→ REQUIRED WORK
Repeat each record exactly as written, and drop any images.

● ● ● ● ● ● ●

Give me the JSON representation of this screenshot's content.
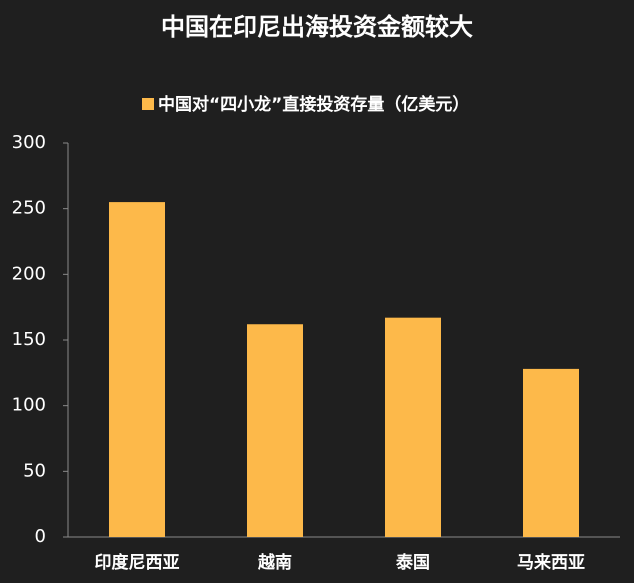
{
  "chart_data": {
    "type": "bar",
    "title": "中国在印尼出海投资金额较大",
    "categories": [
      "印度尼西亚",
      "越南",
      "泰国",
      "马来西亚"
    ],
    "series": [
      {
        "name": "中国对“四小龙”直接投资存量（亿美元）",
        "color": "#fdb94a",
        "values": [
          255,
          162,
          167,
          128
        ]
      }
    ],
    "ylim": [
      0,
      300
    ],
    "yticks": [
      0,
      50,
      100,
      150,
      200,
      250,
      300
    ],
    "grid": false,
    "legend": "top"
  }
}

● ● ● ● ● ● ●

→ FINAL ANSWER
Give me the JSON representation of this screenshot's content.
{
  "chart_data": {
    "type": "bar",
    "title": "中国在印尼出海投资金额较大",
    "categories": [
      "印度尼西亚",
      "越南",
      "泰国",
      "马来西亚"
    ],
    "series": [
      {
        "name": "中国对“四小龙”直接投资存量（亿美元）",
        "color": "#fdb94a",
        "values": [
          255,
          162,
          167,
          128
        ]
      }
    ],
    "ylim": [
      0,
      300
    ],
    "yticks": [
      0,
      50,
      100,
      150,
      200,
      250,
      300
    ],
    "grid": false,
    "legend": "top"
  }
}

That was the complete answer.